▶ Stated goal: Where the string "this" occurs in the material below, report the whole line.

Stored records
-------------------------

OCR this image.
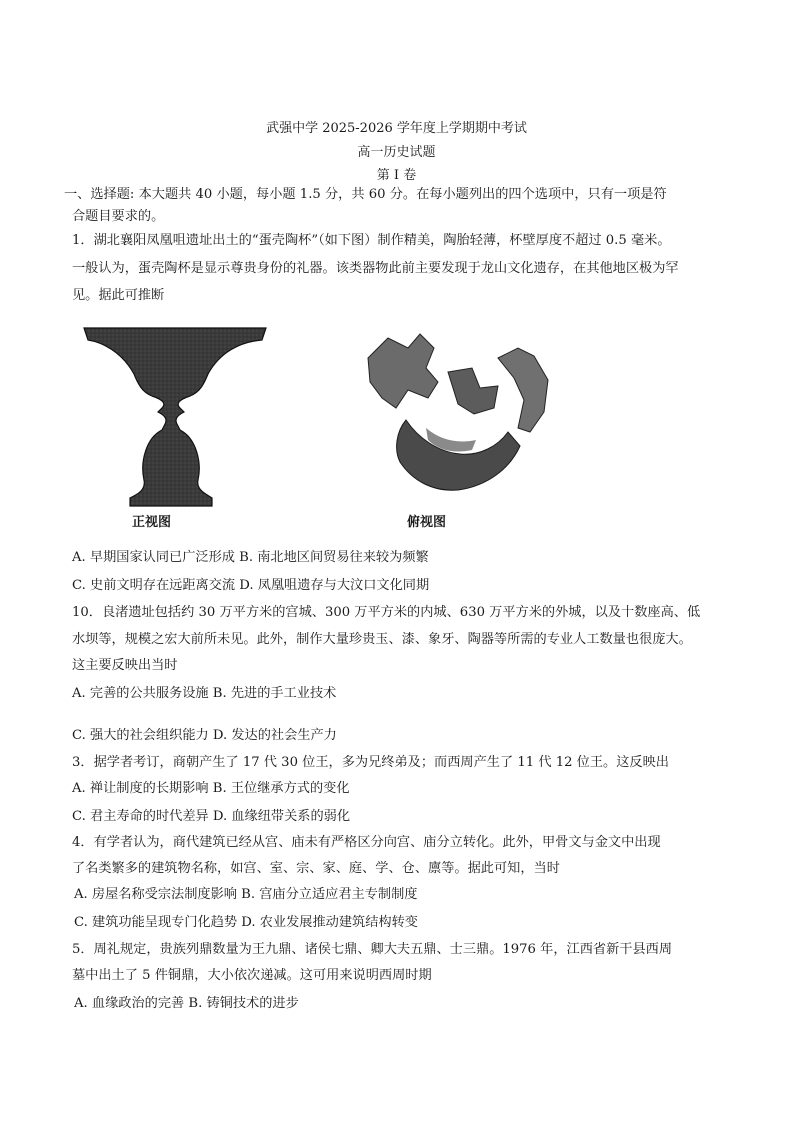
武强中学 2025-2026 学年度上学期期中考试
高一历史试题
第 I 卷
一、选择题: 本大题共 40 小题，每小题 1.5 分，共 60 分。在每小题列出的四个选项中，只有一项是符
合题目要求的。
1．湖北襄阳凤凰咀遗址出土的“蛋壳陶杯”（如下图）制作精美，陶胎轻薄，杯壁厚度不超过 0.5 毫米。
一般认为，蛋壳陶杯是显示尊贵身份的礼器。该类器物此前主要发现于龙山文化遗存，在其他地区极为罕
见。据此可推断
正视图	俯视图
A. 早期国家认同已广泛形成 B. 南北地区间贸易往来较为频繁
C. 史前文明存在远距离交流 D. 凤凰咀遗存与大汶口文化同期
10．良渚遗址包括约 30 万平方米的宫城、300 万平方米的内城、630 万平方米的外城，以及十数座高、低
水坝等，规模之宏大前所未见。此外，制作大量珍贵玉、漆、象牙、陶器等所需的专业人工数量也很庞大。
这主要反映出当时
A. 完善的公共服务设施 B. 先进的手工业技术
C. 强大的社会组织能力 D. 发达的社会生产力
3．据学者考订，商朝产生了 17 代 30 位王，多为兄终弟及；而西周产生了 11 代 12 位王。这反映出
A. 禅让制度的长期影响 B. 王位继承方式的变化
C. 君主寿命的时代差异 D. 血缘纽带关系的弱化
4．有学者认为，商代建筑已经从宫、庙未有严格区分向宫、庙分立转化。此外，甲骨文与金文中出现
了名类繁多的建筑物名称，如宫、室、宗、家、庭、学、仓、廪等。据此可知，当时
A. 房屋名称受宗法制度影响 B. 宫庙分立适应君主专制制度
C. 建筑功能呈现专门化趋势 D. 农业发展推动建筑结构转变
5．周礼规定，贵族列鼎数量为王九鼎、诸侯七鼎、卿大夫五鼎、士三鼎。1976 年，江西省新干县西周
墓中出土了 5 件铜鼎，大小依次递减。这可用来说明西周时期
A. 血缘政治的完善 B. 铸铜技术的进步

-------------------------

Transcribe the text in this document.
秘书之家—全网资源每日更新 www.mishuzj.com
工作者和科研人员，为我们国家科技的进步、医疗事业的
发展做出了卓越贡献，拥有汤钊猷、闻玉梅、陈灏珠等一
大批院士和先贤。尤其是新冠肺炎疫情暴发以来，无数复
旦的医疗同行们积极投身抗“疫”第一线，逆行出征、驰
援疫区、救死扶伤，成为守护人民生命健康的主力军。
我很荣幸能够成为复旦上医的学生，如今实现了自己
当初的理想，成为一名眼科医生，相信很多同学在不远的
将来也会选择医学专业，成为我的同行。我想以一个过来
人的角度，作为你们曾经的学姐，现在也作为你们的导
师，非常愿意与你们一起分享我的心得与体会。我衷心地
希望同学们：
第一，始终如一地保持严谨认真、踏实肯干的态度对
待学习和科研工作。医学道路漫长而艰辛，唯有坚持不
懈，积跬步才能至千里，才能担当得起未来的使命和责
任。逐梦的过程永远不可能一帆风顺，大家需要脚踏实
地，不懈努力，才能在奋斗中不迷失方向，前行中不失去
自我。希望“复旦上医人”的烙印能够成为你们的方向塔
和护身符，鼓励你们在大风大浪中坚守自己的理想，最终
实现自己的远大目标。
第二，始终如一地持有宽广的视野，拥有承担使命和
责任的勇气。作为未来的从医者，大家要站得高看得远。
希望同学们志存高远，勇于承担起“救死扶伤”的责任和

-------------------------

▶ The result:
OCR this image.
Transcribe the text in this document.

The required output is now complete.